• [TASK REQUIREMENTS]: Repeat every entry word for word, skipping the pictures.

• [INFORMATION PROVIDED]:
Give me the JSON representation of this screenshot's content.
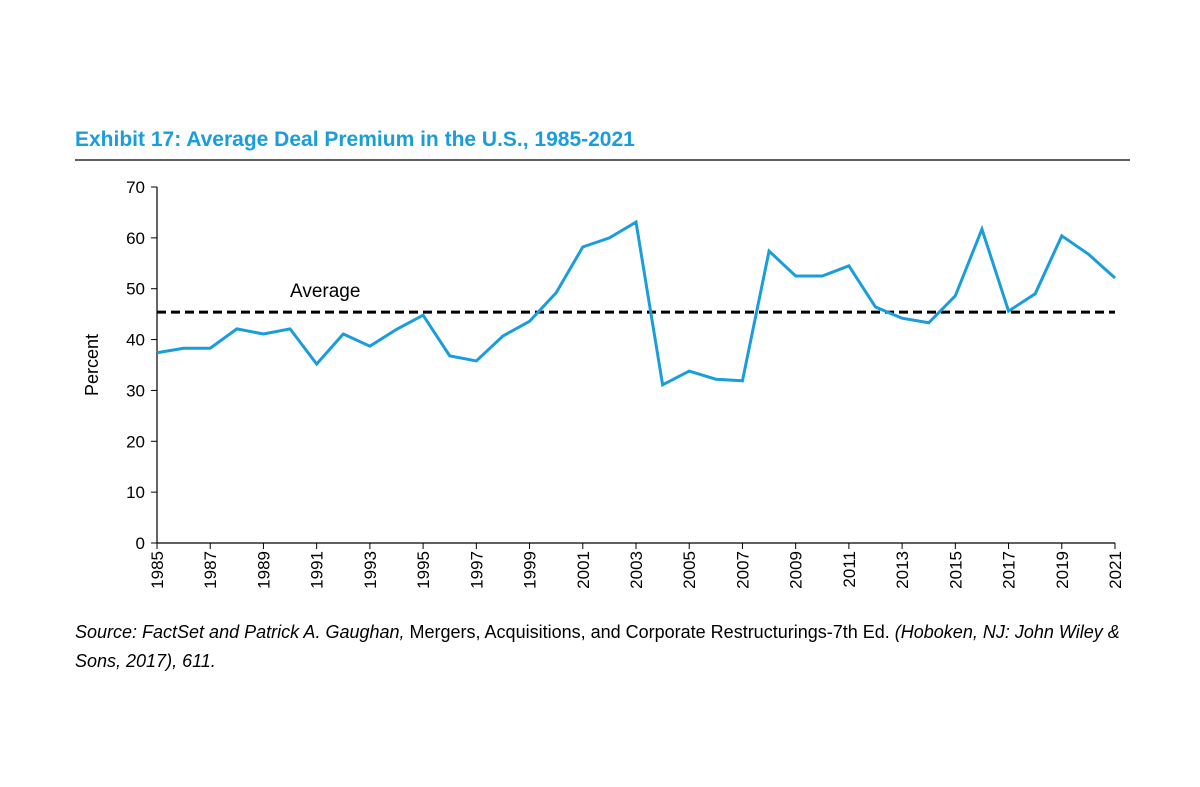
{
  "chart_data": {
    "type": "line",
    "title": "Exhibit 17: Average Deal Premium in the U.S., 1985-2021",
    "y_label": "Percent",
    "x": [
      1985,
      1986,
      1987,
      1988,
      1989,
      1990,
      1991,
      1992,
      1993,
      1994,
      1995,
      1996,
      1997,
      1998,
      1999,
      2000,
      2001,
      2002,
      2003,
      2004,
      2005,
      2006,
      2007,
      2008,
      2009,
      2010,
      2011,
      2012,
      2013,
      2014,
      2015,
      2016,
      2017,
      2018,
      2019,
      2020,
      2021
    ],
    "series": [
      {
        "name": "Average Deal Premium",
        "color": "#1a9ddb",
        "values": [
          37.4,
          38.3,
          38.3,
          42.1,
          41.1,
          42.1,
          35.2,
          41.1,
          38.7,
          42.0,
          44.8,
          36.8,
          35.8,
          40.7,
          43.6,
          49.2,
          58.2,
          60.0,
          63.1,
          31.1,
          33.8,
          32.2,
          31.9,
          57.4,
          52.5,
          52.5,
          54.5,
          46.4,
          44.2,
          43.3,
          48.6,
          61.7,
          45.6,
          49.0,
          60.4,
          56.8,
          52.1
        ]
      }
    ],
    "reference_line": {
      "value": 45.4,
      "label": "Average",
      "color": "#000000"
    },
    "xlim": [
      1985,
      2021
    ],
    "xticks": [
      1985,
      1987,
      1989,
      1991,
      1993,
      1995,
      1997,
      1999,
      2001,
      2003,
      2005,
      2007,
      2009,
      2011,
      2013,
      2015,
      2017,
      2019,
      2021
    ],
    "ylim": [
      0,
      70
    ],
    "yticks": [
      0,
      10,
      20,
      30,
      40,
      50,
      60,
      70
    ],
    "grid": false,
    "source": [
      "Source: FactSet and Patrick A. Gaughan,",
      "Mergers, Acquisitions, and Corporate Restructurings-7th Ed.",
      "(Hoboken, NJ: John Wiley & Sons, 2017), 611."
    ]
  }
}
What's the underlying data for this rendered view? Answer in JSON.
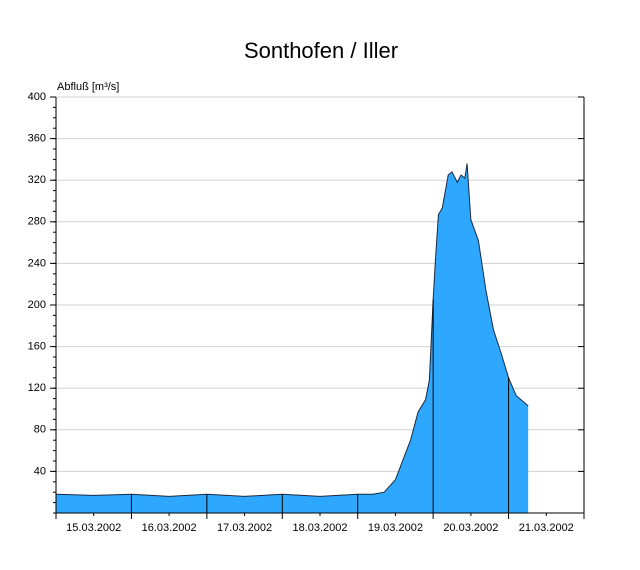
{
  "chart_data": {
    "type": "area",
    "title": "Sonthofen / Iller",
    "y_label": "Abfluß [m³/s]",
    "series": [
      {
        "color": "#2ea8ff",
        "x": [
          0,
          0.5,
          1,
          1.5,
          2,
          2.5,
          3,
          3.5,
          4,
          4.2,
          4.35,
          4.5,
          4.6,
          4.7,
          4.8,
          4.9,
          4.95,
          5,
          5.03,
          5.07,
          5.12,
          5.2,
          5.25,
          5.32,
          5.37,
          5.42,
          5.45,
          5.5,
          5.6,
          5.7,
          5.8,
          5.9,
          6,
          6.1,
          6.26
        ],
        "values": [
          18,
          17,
          18,
          16,
          18,
          16,
          18,
          16,
          18,
          18,
          20,
          32,
          51,
          70,
          97,
          109,
          128,
          205,
          243,
          287,
          293,
          325,
          328,
          318,
          325,
          322,
          336,
          282,
          262,
          214,
          176,
          154,
          130,
          113,
          103
        ]
      }
    ],
    "xlim": [
      0,
      7
    ],
    "xticks": [
      {
        "value": 0.5,
        "label": "15.03.2002"
      },
      {
        "value": 1.5,
        "label": "16.03.2002"
      },
      {
        "value": 2.5,
        "label": "17.03.2002"
      },
      {
        "value": 3.5,
        "label": "18.03.2002"
      },
      {
        "value": 4.5,
        "label": "19.03.2002"
      },
      {
        "value": 5.5,
        "label": "20.03.2002"
      },
      {
        "value": 6.5,
        "label": "21.03.2002"
      }
    ],
    "ylim": [
      0,
      400
    ],
    "yticks": [
      40,
      80,
      120,
      160,
      200,
      240,
      280,
      320,
      360,
      400
    ],
    "grid": true
  }
}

• [FULL ANSWER]:
Give me the JSON representation of this screenshot's content.
{
  "chart_data": {
    "type": "line",
    "title": "Exhibit 17: Average Deal Premium in the U.S., 1985-2021",
    "y_label": "Percent",
    "x": [
      1985,
      1986,
      1987,
      1988,
      1989,
      1990,
      1991,
      1992,
      1993,
      1994,
      1995,
      1996,
      1997,
      1998,
      1999,
      2000,
      2001,
      2002,
      2003,
      2004,
      2005,
      2006,
      2007,
      2008,
      2009,
      2010,
      2011,
      2012,
      2013,
      2014,
      2015,
      2016,
      2017,
      2018,
      2019,
      2020,
      2021
    ],
    "series": [
      {
        "name": "Average Deal Premium",
        "color": "#1a9ddb",
        "values": [
          37.4,
          38.3,
          38.3,
          42.1,
          41.1,
          42.1,
          35.2,
          41.1,
          38.7,
          42.0,
          44.8,
          36.8,
          35.8,
          40.7,
          43.6,
          49.2,
          58.2,
          60.0,
          63.1,
          31.1,
          33.8,
          32.2,
          31.9,
          57.4,
          52.5,
          52.5,
          54.5,
          46.4,
          44.2,
          43.3,
          48.6,
          61.7,
          45.6,
          49.0,
          60.4,
          56.8,
          52.1
        ]
      }
    ],
    "reference_line": {
      "value": 45.4,
      "label": "Average",
      "color": "#000000"
    },
    "xlim": [
      1985,
      2021
    ],
    "xticks": [
      1985,
      1987,
      1989,
      1991,
      1993,
      1995,
      1997,
      1999,
      2001,
      2003,
      2005,
      2007,
      2009,
      2011,
      2013,
      2015,
      2017,
      2019,
      2021
    ],
    "ylim": [
      0,
      70
    ],
    "yticks": [
      0,
      10,
      20,
      30,
      40,
      50,
      60,
      70
    ],
    "grid": false,
    "source": [
      "Source: FactSet and Patrick A. Gaughan,",
      "Mergers, Acquisitions, and Corporate Restructurings-7th Ed.",
      "(Hoboken, NJ: John Wiley & Sons, 2017), 611."
    ]
  }
}
What's the underlying data for this rendered view? Answer in JSON.
{
  "chart_data": {
    "type": "area",
    "title": "Sonthofen / Iller",
    "y_label": "Abfluß [m³/s]",
    "series": [
      {
        "color": "#2ea8ff",
        "x": [
          0,
          0.5,
          1,
          1.5,
          2,
          2.5,
          3,
          3.5,
          4,
          4.2,
          4.35,
          4.5,
          4.6,
          4.7,
          4.8,
          4.9,
          4.95,
          5,
          5.03,
          5.07,
          5.12,
          5.2,
          5.25,
          5.32,
          5.37,
          5.42,
          5.45,
          5.5,
          5.6,
          5.7,
          5.8,
          5.9,
          6,
          6.1,
          6.26
        ],
        "values": [
          18,
          17,
          18,
          16,
          18,
          16,
          18,
          16,
          18,
          18,
          20,
          32,
          51,
          70,
          97,
          109,
          128,
          205,
          243,
          287,
          293,
          325,
          328,
          318,
          325,
          322,
          336,
          282,
          262,
          214,
          176,
          154,
          130,
          113,
          103
        ]
      }
    ],
    "xlim": [
      0,
      7
    ],
    "xticks": [
      {
        "value": 0.5,
        "label": "15.03.2002"
      },
      {
        "value": 1.5,
        "label": "16.03.2002"
      },
      {
        "value": 2.5,
        "label": "17.03.2002"
      },
      {
        "value": 3.5,
        "label": "18.03.2002"
      },
      {
        "value": 4.5,
        "label": "19.03.2002"
      },
      {
        "value": 5.5,
        "label": "20.03.2002"
      },
      {
        "value": 6.5,
        "label": "21.03.2002"
      }
    ],
    "ylim": [
      0,
      400
    ],
    "yticks": [
      40,
      80,
      120,
      160,
      200,
      240,
      280,
      320,
      360,
      400
    ],
    "grid": true
  }
}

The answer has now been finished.